§ WORK TO COMPLETE
Go through the listing and write out all of it exactly.

# start of RECORDS SUPPLIED

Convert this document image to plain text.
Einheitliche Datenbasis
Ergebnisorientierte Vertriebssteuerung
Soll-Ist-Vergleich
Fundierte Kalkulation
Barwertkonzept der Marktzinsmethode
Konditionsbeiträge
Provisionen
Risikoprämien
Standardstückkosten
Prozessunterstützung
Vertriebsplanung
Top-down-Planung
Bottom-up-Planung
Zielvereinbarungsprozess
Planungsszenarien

# end of RECORDS SUPPLIED

§ THE RESULT
Convert this document image to plain text.
Einheitliche Datenbasis
Ergebnisorientierte Vertriebssteuerung
Soll-Ist-Vergleich
Fundierte Kalkulation
Barwertkonzept der Marktzinsmethode
Konditionsbeiträge
Provisionen
Risikoprämien
Standardstückkosten
Prozessunterstützung
Vertriebsplanung
Top-down-Planung
Bottom-up-Planung
Zielvereinbarungsprozess
Planungsszenarien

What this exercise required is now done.